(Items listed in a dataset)

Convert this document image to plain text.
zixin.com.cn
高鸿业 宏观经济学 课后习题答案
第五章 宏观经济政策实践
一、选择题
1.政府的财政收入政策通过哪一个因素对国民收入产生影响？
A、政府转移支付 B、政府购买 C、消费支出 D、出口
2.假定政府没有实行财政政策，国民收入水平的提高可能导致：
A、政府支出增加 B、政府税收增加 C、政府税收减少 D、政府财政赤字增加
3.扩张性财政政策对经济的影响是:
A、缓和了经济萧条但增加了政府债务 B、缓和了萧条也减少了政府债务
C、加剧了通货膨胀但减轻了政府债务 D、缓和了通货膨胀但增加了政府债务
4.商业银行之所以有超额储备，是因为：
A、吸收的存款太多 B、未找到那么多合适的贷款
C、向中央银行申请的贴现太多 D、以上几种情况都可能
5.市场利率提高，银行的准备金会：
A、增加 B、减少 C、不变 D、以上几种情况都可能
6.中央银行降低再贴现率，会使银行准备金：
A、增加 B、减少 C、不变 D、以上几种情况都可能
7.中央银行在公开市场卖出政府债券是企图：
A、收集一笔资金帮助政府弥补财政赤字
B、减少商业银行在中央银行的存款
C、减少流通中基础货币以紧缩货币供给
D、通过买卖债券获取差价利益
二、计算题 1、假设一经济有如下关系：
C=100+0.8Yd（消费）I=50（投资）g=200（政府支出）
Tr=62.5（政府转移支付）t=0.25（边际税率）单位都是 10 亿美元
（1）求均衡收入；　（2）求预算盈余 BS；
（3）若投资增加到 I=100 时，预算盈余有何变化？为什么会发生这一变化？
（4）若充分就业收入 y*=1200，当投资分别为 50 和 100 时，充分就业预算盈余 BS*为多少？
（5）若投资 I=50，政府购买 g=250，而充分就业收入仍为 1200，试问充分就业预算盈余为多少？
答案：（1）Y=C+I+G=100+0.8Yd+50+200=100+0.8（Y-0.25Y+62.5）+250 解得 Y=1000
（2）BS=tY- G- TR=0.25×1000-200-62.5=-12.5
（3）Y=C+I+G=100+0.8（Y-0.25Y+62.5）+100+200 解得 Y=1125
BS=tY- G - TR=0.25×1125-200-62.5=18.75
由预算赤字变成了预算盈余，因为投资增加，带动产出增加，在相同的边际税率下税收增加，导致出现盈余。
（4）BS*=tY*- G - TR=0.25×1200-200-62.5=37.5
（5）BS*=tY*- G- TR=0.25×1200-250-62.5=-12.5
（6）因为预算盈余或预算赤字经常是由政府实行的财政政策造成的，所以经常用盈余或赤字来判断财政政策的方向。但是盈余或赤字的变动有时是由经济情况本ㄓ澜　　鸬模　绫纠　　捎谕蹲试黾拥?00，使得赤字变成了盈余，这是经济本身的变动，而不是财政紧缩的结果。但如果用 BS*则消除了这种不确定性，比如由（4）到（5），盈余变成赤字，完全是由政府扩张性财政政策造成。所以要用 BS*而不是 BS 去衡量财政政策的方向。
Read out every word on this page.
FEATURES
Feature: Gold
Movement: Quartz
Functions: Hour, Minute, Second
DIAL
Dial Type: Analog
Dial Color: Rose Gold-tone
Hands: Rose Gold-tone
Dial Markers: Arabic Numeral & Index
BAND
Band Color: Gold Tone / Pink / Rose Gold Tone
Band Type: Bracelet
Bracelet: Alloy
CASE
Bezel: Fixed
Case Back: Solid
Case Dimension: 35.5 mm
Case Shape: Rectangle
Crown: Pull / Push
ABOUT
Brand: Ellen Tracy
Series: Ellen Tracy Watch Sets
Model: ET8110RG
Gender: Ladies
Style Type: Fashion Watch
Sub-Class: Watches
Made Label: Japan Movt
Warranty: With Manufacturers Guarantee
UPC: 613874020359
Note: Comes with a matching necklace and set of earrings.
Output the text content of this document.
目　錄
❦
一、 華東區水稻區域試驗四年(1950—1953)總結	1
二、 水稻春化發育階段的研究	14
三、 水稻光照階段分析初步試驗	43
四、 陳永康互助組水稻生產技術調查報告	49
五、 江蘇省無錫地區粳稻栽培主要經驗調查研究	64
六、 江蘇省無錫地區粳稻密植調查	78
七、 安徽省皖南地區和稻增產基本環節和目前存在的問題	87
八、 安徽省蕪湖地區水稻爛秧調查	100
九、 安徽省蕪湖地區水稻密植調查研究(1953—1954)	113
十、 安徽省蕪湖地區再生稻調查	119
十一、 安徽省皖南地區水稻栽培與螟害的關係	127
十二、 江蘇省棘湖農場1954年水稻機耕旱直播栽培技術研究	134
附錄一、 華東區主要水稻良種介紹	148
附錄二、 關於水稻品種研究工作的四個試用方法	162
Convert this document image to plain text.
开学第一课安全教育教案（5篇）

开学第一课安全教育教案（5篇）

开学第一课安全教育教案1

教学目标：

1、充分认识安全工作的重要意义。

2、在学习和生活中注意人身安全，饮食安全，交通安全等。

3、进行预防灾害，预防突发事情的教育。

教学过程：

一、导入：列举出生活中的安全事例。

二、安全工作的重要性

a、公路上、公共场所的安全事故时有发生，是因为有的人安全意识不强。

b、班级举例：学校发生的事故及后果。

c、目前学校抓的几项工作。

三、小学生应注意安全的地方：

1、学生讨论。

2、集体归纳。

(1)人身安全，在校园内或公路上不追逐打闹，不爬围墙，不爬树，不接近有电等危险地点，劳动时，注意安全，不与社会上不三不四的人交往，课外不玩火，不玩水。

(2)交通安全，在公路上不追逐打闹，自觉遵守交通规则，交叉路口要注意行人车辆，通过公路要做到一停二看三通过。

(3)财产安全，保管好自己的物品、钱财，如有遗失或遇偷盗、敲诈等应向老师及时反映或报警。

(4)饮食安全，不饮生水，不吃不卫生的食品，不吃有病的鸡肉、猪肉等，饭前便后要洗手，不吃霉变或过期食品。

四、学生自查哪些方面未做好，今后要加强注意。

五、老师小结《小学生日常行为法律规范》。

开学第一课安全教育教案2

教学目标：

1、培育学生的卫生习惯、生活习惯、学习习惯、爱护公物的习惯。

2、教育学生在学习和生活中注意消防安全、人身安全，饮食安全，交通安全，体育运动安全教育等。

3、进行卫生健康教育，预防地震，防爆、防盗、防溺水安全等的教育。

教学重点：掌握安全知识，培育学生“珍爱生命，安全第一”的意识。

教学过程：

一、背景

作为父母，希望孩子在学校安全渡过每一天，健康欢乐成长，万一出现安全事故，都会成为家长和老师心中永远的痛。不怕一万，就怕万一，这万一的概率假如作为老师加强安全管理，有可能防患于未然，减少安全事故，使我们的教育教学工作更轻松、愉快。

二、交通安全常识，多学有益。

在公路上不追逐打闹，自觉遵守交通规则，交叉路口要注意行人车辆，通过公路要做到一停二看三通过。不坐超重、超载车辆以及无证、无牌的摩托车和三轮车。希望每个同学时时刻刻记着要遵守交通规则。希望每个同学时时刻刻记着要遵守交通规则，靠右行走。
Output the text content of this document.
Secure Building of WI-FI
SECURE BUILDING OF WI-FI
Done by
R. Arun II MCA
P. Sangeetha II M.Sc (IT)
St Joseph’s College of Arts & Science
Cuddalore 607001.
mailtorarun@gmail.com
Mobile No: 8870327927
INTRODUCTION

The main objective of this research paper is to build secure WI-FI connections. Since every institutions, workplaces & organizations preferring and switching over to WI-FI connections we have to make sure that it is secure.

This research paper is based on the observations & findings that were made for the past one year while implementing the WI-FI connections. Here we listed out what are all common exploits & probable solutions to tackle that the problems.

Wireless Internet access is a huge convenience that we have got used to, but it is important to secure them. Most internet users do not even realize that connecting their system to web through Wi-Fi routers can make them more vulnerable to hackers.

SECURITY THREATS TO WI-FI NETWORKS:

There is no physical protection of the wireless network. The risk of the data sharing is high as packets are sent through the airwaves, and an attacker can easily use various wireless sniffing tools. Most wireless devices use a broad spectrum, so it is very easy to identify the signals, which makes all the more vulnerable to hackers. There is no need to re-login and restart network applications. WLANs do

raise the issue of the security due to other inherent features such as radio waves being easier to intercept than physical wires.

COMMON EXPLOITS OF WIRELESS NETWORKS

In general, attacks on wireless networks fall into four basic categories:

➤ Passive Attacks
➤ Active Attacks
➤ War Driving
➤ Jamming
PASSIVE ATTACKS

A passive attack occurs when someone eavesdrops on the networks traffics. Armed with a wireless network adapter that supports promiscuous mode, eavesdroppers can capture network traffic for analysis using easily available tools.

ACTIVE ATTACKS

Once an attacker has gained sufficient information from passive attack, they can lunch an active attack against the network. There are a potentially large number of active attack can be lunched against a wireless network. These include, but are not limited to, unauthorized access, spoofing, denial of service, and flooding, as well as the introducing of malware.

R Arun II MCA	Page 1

### Problem to work on
Count the lines in which the string "access" appears, then report only that figure.

### Complete answer
2